== WHAT IS BEING ASKED ==
Print the data exactly, leaving nothing out.

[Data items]

'''

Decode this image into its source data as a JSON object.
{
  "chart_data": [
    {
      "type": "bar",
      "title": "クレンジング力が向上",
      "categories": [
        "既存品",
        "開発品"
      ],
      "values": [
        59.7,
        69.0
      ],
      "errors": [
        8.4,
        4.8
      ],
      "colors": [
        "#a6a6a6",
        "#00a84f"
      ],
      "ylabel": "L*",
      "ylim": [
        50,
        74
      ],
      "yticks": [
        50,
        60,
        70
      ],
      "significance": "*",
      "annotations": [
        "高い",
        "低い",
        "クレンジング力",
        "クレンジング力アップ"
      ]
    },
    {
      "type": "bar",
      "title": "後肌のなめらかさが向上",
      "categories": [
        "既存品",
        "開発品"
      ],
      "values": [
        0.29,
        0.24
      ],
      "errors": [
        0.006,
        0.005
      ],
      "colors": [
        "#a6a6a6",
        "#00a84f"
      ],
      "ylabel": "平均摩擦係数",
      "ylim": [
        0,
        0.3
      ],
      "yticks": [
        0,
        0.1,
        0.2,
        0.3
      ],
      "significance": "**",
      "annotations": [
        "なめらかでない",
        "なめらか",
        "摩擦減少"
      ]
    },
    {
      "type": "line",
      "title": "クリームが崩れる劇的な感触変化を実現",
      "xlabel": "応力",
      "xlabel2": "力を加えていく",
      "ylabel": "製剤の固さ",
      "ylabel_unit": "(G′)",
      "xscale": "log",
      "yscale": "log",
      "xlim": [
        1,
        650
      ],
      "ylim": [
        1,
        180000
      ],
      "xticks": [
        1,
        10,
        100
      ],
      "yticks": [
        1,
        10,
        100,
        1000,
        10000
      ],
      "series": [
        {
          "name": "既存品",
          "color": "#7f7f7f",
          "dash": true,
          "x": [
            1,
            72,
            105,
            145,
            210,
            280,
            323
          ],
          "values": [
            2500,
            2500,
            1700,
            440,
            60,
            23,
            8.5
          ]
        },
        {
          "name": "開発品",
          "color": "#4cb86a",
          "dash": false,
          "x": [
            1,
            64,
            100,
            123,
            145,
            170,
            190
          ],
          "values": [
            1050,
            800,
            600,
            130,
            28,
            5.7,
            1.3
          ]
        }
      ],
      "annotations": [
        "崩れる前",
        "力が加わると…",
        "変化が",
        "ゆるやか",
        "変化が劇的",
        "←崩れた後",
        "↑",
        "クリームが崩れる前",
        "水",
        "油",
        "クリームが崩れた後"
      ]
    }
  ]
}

'''

== FINISHED EXERCISE ==
Decode this image into its source data as a JSON object.
{
  "chart_data": [
    {
      "type": "bar",
      "title": "クレンジング力が向上",
      "categories": [
        "既存品",
        "開発品"
      ],
      "values": [
        59.7,
        69.0
      ],
      "errors": [
        8.4,
        4.8
      ],
      "colors": [
        "#a6a6a6",
        "#00a84f"
      ],
      "ylabel": "L*",
      "ylim": [
        50,
        74
      ],
      "yticks": [
        50,
        60,
        70
      ],
      "significance": "*",
      "annotations": [
        "高い",
        "低い",
        "クレンジング力",
        "クレンジング力アップ"
      ]
    },
    {
      "type": "bar",
      "title": "後肌のなめらかさが向上",
      "categories": [
        "既存品",
        "開発品"
      ],
      "values": [
        0.29,
        0.24
      ],
      "errors": [
        0.006,
        0.005
      ],
      "colors": [
        "#a6a6a6",
        "#00a84f"
      ],
      "ylabel": "平均摩擦係数",
      "ylim": [
        0,
        0.3
      ],
      "yticks": [
        0,
        0.1,
        0.2,
        0.3
      ],
      "significance": "**",
      "annotations": [
        "なめらかでない",
        "なめらか",
        "摩擦減少"
      ]
    },
    {
      "type": "line",
      "title": "クリームが崩れる劇的な感触変化を実現",
      "xlabel": "応力",
      "xlabel2": "力を加えていく",
      "ylabel": "製剤の固さ",
      "ylabel_unit": "(G′)",
      "xscale": "log",
      "yscale": "log",
      "xlim": [
        1,
        650
      ],
      "ylim": [
        1,
        180000
      ],
      "xticks": [
        1,
        10,
        100
      ],
      "yticks": [
        1,
        10,
        100,
        1000,
        10000
      ],
      "series": [
        {
          "name": "既存品",
          "color": "#7f7f7f",
          "dash": true,
          "x": [
            1,
            72,
            105,
            145,
            210,
            280,
            323
          ],
          "values": [
            2500,
            2500,
            1700,
            440,
            60,
            23,
            8.5
          ]
        },
        {
          "name": "開発品",
          "color": "#4cb86a",
          "dash": false,
          "x": [
            1,
            64,
            100,
            123,
            145,
            170,
            190
          ],
          "values": [
            1050,
            800,
            600,
            130,
            28,
            5.7,
            1.3
          ]
        }
      ],
      "annotations": [
        "崩れる前",
        "力が加わると…",
        "変化が",
        "ゆるやか",
        "変化が劇的",
        "←崩れた後",
        "↑",
        "クリームが崩れる前",
        "水",
        "油",
        "クリームが崩れた後"
      ]
    }
  ]
}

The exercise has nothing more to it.